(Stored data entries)
--*--

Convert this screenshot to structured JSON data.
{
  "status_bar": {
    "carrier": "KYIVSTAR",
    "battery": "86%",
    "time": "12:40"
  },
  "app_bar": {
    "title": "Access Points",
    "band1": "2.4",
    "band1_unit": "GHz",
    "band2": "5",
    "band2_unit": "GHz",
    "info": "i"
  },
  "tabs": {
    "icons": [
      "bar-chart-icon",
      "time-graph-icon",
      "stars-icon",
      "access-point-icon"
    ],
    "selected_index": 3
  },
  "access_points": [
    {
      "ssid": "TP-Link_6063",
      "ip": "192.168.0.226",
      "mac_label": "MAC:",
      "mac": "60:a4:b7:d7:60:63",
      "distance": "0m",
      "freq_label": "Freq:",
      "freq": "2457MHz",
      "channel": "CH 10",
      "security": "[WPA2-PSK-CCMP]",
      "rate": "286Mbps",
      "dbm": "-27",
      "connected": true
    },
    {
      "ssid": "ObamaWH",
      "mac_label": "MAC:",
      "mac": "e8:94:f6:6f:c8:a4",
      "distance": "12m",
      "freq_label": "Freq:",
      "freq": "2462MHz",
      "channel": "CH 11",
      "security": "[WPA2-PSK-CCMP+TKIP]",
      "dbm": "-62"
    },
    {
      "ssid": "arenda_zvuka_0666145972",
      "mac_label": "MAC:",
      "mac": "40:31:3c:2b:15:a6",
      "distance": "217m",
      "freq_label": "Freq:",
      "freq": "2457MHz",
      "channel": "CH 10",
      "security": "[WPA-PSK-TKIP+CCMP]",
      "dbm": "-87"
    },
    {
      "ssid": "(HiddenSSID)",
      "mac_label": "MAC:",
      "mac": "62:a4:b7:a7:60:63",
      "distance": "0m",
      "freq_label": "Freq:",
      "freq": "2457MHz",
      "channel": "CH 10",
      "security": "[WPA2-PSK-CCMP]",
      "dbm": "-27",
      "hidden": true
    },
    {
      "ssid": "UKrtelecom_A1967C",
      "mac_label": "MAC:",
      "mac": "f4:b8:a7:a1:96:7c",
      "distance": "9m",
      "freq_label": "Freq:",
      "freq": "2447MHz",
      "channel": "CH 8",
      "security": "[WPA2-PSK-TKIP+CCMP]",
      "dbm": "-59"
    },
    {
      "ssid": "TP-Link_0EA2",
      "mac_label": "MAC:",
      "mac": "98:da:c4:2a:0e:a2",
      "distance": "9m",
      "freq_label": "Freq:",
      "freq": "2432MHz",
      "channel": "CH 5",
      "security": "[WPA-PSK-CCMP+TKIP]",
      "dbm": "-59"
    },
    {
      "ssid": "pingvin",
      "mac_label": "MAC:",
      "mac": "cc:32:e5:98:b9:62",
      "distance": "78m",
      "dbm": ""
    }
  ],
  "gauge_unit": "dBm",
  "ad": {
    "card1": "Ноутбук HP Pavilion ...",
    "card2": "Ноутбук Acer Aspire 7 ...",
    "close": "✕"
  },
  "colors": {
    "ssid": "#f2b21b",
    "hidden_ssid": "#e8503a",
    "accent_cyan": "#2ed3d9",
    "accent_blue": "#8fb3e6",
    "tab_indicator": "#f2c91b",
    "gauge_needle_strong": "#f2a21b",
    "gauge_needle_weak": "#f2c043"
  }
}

--*--

- [Goal]: Repeat the data above, word for word.

- [Solution to this exercise]:
Convert this screenshot to structured JSON data.
{
  "status_bar": {
    "carrier": "KYIVSTAR",
    "battery": "86%",
    "time": "12:40"
  },
  "app_bar": {
    "title": "Access Points",
    "band1": "2.4",
    "band1_unit": "GHz",
    "band2": "5",
    "band2_unit": "GHz",
    "info": "i"
  },
  "tabs": {
    "icons": [
      "bar-chart-icon",
      "time-graph-icon",
      "stars-icon",
      "access-point-icon"
    ],
    "selected_index": 3
  },
  "access_points": [
    {
      "ssid": "TP-Link_6063",
      "ip": "192.168.0.226",
      "mac_label": "MAC:",
      "mac": "60:a4:b7:d7:60:63",
      "distance": "0m",
      "freq_label": "Freq:",
      "freq": "2457MHz",
      "channel": "CH 10",
      "security": "[WPA2-PSK-CCMP]",
      "rate": "286Mbps",
      "dbm": "-27",
      "connected": true
    },
    {
      "ssid": "ObamaWH",
      "mac_label": "MAC:",
      "mac": "e8:94:f6:6f:c8:a4",
      "distance": "12m",
      "freq_label": "Freq:",
      "freq": "2462MHz",
      "channel": "CH 11",
      "security": "[WPA2-PSK-CCMP+TKIP]",
      "dbm": "-62"
    },
    {
      "ssid": "arenda_zvuka_0666145972",
      "mac_label": "MAC:",
      "mac": "40:31:3c:2b:15:a6",
      "distance": "217m",
      "freq_label": "Freq:",
      "freq": "2457MHz",
      "channel": "CH 10",
      "security": "[WPA-PSK-TKIP+CCMP]",
      "dbm": "-87"
    },
    {
      "ssid": "(HiddenSSID)",
      "mac_label": "MAC:",
      "mac": "62:a4:b7:a7:60:63",
      "distance": "0m",
      "freq_label": "Freq:",
      "freq": "2457MHz",
      "channel": "CH 10",
      "security": "[WPA2-PSK-CCMP]",
      "dbm": "-27",
      "hidden": true
    },
    {
      "ssid": "UKrtelecom_A1967C",
      "mac_label": "MAC:",
      "mac": "f4:b8:a7:a1:96:7c",
      "distance": "9m",
      "freq_label": "Freq:",
      "freq": "2447MHz",
      "channel": "CH 8",
      "security": "[WPA2-PSK-TKIP+CCMP]",
      "dbm": "-59"
    },
    {
      "ssid": "TP-Link_0EA2",
      "mac_label": "MAC:",
      "mac": "98:da:c4:2a:0e:a2",
      "distance": "9m",
      "freq_label": "Freq:",
      "freq": "2432MHz",
      "channel": "CH 5",
      "security": "[WPA-PSK-CCMP+TKIP]",
      "dbm": "-59"
    },
    {
      "ssid": "pingvin",
      "mac_label": "MAC:",
      "mac": "cc:32:e5:98:b9:62",
      "distance": "78m",
      "dbm": ""
    }
  ],
  "gauge_unit": "dBm",
  "ad": {
    "card1": "Ноутбук HP Pavilion ...",
    "card2": "Ноутбук Acer Aspire 7 ...",
    "close": "✕"
  },
  "colors": {
    "ssid": "#f2b21b",
    "hidden_ssid": "#e8503a",
    "accent_cyan": "#2ed3d9",
    "accent_blue": "#8fb3e6",
    "tab_indicator": "#f2c91b",
    "gauge_needle_strong": "#f2a21b",
    "gauge_needle_weak": "#f2c043"
  }
}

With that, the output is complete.